Going through the material below, please gather all lines with the word "Assessment" in them.

========================================================================

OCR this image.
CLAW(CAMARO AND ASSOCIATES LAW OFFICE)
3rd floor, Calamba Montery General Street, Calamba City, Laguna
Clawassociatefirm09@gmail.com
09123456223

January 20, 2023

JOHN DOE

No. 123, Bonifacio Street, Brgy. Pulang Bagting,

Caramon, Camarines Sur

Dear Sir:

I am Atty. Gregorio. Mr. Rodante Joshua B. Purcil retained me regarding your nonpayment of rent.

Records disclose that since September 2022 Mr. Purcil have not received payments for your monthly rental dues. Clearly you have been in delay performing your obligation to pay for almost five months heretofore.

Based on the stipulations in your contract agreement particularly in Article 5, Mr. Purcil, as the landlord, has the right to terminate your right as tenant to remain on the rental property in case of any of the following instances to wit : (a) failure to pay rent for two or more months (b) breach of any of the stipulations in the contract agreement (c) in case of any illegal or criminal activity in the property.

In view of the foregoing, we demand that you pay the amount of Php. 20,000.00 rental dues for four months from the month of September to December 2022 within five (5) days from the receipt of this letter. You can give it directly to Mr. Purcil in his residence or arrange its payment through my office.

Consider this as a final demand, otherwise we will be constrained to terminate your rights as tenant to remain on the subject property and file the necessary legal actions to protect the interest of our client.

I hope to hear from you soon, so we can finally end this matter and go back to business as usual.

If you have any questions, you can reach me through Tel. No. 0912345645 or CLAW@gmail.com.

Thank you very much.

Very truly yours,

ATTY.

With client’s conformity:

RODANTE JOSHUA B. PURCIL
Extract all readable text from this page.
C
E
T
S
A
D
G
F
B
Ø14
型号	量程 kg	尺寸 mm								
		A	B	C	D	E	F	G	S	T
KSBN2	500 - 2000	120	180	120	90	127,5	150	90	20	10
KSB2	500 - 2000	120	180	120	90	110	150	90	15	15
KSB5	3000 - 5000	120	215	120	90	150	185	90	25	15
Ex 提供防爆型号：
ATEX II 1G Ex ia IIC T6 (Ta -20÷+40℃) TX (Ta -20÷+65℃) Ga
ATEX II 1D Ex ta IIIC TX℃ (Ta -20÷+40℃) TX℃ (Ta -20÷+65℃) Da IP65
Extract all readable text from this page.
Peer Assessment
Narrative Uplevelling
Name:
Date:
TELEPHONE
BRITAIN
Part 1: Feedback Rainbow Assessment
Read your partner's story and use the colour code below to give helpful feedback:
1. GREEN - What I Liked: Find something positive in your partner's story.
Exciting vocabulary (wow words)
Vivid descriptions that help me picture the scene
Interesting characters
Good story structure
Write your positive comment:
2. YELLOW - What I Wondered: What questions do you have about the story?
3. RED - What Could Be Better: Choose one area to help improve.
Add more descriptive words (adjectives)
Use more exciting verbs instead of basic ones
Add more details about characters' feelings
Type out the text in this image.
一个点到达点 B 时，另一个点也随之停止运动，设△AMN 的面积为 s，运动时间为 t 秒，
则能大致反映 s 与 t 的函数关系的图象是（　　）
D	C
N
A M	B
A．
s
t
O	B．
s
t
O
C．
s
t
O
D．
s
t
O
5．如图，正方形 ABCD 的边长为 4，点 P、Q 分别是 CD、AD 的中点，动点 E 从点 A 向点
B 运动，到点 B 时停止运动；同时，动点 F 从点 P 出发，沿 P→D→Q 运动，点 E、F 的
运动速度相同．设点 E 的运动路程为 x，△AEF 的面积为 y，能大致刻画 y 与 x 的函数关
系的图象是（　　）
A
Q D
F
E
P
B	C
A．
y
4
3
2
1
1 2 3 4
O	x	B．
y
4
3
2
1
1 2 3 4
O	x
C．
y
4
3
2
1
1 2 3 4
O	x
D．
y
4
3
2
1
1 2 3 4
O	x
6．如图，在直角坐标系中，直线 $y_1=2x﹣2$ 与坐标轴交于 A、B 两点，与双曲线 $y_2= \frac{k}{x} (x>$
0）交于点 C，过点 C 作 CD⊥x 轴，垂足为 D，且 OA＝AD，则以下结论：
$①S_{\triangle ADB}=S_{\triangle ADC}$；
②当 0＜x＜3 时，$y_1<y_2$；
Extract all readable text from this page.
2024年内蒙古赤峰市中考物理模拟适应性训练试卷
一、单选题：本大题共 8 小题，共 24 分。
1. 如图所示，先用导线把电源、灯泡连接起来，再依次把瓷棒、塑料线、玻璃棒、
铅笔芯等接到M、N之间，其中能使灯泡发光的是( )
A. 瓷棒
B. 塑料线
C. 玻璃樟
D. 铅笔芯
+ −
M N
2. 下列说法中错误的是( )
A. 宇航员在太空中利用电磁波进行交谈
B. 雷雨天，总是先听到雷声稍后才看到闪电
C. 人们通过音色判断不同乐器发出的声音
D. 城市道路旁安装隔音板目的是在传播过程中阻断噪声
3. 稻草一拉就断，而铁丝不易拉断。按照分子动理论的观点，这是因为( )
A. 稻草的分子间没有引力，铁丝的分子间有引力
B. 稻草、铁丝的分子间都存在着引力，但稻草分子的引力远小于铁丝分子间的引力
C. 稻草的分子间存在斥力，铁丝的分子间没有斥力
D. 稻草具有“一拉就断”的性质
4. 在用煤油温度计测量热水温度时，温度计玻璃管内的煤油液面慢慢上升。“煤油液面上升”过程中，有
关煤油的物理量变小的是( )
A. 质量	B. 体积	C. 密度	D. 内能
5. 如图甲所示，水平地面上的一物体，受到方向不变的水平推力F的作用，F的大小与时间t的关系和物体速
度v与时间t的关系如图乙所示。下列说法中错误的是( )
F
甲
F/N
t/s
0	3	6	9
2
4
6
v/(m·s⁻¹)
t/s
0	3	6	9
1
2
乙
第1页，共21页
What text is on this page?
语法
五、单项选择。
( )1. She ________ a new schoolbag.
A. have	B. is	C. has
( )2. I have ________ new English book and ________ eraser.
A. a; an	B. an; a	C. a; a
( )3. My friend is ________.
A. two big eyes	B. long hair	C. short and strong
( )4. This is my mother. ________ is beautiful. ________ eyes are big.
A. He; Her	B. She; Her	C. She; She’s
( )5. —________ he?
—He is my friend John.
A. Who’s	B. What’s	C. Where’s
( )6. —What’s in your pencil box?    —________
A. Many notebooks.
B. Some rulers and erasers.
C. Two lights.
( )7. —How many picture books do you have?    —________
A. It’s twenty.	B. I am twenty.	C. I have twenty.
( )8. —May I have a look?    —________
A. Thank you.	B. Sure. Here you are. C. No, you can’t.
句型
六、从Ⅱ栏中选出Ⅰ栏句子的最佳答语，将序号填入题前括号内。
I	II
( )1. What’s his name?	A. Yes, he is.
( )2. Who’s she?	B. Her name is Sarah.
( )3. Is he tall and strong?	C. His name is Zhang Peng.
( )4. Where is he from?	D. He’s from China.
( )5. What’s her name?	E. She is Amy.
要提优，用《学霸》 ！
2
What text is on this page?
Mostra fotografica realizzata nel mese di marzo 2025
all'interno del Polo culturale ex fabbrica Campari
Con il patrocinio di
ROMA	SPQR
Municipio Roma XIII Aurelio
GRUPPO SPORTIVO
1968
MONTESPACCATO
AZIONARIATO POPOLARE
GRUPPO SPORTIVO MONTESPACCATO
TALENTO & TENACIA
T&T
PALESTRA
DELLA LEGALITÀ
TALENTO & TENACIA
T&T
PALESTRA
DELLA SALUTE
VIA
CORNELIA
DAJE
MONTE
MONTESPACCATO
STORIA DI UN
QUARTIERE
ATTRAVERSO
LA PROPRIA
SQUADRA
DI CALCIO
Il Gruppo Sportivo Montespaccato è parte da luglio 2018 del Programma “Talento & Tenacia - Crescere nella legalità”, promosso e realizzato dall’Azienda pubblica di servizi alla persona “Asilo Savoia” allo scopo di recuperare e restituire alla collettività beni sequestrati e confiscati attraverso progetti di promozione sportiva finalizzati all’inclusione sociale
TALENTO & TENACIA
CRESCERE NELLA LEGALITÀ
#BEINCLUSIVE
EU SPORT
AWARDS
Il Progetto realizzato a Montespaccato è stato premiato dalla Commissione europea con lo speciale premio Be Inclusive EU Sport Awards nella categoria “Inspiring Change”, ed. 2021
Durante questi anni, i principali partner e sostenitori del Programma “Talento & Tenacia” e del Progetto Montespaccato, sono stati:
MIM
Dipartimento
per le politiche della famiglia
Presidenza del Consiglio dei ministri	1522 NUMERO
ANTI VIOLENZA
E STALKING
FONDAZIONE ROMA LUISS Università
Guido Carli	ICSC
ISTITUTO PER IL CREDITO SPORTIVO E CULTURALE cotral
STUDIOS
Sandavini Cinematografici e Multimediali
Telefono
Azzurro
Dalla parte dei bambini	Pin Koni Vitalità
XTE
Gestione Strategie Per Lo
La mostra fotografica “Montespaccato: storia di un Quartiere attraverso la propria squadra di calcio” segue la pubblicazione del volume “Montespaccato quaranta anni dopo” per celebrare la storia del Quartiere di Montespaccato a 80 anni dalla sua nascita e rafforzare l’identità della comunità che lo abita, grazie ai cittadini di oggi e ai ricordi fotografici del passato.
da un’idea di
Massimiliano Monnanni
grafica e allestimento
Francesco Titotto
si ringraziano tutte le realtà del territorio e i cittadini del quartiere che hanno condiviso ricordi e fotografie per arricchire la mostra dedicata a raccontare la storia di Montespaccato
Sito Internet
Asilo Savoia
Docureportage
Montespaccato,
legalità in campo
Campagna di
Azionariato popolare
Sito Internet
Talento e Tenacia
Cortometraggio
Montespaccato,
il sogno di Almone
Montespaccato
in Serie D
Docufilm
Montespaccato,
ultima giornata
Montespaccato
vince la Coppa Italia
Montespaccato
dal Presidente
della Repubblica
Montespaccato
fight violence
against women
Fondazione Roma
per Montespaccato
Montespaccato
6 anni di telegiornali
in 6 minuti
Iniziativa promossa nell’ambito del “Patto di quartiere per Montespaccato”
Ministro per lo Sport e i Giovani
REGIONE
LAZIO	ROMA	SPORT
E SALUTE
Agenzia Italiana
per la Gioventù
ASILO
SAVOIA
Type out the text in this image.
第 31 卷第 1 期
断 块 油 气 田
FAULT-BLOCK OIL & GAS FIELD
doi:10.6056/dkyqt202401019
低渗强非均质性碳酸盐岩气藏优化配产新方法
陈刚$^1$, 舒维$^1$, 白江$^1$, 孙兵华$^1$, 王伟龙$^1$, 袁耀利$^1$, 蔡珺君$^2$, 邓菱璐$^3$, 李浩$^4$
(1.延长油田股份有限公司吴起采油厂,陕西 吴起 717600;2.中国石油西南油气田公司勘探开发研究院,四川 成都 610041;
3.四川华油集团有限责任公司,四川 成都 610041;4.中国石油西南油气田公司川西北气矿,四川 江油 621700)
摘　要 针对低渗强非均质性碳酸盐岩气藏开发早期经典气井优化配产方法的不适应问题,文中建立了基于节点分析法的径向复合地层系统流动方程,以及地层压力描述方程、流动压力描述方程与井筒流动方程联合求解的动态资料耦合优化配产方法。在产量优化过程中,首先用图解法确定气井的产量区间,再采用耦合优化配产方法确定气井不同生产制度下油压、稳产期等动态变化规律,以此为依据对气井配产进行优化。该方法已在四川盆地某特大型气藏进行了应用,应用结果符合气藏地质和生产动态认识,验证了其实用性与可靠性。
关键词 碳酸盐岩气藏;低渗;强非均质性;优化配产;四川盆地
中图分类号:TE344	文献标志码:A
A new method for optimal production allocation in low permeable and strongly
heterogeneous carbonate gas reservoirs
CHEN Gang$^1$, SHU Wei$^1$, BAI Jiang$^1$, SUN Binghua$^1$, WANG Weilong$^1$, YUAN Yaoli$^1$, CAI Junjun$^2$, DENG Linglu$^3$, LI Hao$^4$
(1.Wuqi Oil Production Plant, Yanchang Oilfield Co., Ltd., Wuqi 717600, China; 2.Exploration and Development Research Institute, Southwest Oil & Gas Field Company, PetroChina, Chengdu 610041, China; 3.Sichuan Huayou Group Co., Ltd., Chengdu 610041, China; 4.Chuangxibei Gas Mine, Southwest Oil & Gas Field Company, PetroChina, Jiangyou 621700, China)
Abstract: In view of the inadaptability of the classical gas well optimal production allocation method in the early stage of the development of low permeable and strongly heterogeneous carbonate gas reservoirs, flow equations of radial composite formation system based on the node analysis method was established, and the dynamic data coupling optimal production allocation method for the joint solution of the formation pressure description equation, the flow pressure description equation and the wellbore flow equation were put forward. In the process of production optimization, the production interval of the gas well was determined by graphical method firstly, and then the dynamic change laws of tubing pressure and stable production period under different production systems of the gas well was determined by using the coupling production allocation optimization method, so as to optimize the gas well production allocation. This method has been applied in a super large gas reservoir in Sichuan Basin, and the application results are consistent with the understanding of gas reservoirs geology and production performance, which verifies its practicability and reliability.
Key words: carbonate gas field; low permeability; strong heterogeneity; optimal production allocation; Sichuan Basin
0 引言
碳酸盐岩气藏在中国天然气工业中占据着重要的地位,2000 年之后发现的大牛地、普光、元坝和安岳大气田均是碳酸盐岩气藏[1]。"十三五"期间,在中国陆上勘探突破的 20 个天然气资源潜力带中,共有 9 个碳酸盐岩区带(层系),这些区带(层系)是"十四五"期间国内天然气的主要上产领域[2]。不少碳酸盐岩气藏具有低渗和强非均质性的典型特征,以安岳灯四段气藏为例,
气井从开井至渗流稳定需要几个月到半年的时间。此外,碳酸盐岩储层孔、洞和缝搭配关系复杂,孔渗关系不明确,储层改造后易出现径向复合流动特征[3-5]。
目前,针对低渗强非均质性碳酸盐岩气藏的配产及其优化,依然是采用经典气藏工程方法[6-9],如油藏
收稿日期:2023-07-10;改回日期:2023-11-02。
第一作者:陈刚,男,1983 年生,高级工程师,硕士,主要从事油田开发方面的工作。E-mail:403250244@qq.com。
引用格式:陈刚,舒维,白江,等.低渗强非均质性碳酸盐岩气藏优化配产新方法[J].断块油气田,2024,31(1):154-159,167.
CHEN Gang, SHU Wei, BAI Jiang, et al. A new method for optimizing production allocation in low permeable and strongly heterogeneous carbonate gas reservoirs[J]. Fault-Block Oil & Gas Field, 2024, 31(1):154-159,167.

========================================================================

◆ Output ◆
Peer Assessment
Part 1: Feedback Rainbow Assessment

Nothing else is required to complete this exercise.